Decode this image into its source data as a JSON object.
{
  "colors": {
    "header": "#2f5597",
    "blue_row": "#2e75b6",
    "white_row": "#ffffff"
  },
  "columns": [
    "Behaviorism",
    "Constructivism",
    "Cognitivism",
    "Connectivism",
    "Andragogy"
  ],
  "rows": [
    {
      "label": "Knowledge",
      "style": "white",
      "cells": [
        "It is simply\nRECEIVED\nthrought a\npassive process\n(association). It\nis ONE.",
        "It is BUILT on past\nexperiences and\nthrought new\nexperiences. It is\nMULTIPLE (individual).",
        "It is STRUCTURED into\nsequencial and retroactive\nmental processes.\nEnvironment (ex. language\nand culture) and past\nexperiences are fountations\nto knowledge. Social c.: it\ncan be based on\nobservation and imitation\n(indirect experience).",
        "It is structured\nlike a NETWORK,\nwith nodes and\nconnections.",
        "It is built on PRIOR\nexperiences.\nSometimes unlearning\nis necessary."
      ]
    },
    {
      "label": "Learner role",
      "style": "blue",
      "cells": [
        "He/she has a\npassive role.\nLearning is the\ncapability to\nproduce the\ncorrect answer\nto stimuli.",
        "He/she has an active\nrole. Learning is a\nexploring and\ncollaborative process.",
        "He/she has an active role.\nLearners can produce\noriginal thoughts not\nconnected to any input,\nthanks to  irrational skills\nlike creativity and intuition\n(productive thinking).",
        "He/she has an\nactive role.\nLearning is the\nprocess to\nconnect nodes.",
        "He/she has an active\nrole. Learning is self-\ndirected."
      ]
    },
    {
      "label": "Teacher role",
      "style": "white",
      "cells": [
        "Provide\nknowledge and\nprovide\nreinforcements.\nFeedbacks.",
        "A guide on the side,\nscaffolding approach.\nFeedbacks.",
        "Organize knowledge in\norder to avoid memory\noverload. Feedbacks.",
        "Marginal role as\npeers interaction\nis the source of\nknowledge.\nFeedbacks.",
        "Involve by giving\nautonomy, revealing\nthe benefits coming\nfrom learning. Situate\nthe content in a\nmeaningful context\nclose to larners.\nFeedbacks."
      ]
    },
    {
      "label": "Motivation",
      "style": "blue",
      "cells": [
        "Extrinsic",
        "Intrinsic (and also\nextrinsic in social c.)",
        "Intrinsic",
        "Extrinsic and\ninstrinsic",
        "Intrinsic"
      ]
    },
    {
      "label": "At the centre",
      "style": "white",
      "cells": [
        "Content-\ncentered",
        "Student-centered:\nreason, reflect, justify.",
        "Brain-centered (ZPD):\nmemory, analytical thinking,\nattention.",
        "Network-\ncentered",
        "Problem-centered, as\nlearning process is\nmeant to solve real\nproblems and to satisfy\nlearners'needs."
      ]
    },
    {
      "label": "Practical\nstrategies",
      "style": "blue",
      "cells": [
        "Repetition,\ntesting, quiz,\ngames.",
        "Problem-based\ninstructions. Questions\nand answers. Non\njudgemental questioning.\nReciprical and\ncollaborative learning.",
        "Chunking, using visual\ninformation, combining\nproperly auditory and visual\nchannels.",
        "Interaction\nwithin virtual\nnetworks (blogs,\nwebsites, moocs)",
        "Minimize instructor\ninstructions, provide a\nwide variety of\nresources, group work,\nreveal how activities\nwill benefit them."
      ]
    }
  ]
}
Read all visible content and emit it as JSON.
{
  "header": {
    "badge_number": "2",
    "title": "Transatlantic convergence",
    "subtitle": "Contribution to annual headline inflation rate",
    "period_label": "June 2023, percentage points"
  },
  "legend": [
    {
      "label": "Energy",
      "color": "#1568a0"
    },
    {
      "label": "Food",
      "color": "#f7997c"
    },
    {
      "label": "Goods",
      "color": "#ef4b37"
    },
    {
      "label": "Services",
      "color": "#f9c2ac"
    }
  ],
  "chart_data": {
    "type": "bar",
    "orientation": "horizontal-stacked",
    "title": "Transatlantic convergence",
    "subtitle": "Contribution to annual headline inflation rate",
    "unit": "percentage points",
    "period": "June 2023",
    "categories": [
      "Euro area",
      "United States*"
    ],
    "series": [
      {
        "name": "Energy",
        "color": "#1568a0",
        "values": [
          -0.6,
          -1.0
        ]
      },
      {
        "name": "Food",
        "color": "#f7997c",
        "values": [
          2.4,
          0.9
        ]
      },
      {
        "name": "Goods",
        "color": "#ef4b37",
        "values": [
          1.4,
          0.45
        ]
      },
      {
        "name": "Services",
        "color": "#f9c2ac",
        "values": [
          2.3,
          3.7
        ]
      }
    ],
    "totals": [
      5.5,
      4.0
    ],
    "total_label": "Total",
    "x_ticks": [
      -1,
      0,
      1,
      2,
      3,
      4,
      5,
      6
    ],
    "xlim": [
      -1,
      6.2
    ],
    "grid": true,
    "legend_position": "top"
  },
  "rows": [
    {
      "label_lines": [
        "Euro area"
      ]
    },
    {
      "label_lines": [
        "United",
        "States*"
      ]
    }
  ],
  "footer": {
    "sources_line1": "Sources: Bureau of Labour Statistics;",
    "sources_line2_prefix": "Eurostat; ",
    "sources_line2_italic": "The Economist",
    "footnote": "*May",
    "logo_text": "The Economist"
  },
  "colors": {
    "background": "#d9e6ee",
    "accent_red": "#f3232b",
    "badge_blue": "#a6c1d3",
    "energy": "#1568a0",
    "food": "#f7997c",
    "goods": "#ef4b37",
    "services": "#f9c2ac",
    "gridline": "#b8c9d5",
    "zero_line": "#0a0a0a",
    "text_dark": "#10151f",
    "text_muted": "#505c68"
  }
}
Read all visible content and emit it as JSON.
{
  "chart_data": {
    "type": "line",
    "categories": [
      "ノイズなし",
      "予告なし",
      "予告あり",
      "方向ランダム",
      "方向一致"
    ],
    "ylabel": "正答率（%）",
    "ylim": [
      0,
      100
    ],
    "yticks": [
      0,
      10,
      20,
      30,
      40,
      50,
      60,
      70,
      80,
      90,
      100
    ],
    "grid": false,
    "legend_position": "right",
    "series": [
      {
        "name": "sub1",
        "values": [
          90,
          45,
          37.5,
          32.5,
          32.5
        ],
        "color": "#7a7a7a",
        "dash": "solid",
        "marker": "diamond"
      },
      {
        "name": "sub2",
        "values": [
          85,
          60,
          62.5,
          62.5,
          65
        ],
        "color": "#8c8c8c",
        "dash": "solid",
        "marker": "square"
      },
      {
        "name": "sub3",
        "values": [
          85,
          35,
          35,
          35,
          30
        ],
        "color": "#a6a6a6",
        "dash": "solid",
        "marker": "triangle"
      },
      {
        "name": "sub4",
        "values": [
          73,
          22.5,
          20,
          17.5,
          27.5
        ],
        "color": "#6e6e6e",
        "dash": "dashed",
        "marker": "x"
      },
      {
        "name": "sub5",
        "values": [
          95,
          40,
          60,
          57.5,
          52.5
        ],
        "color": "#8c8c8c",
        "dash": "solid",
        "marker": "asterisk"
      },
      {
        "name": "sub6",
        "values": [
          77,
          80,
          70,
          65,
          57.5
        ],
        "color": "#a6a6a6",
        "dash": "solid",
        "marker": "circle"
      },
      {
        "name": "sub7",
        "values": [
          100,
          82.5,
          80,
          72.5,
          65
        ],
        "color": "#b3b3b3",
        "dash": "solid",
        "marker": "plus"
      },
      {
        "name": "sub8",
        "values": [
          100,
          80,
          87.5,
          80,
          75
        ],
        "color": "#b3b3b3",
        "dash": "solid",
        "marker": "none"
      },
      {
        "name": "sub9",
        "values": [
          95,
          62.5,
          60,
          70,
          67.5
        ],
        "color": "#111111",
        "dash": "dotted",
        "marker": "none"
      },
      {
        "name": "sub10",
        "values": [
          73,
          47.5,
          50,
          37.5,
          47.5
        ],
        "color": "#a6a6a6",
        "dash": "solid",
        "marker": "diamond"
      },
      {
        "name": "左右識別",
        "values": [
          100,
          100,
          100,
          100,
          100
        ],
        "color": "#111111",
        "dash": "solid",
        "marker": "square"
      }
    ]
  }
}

* * * * * * *

STATED PROBLEM:
Copy out every line in the listing where the word "thinking" appears.

SOLUTION FOR THIS PROBLEM:
        "He/she has an active role.\nLearners can produce\noriginal thoughts not\nconnected to any input,\nthanks to  irrational skills\nlike creativity and intuition\n(productive thinking).",
        "Brain-centered (ZPD):\nmemory, analytical thinking,\nattention.",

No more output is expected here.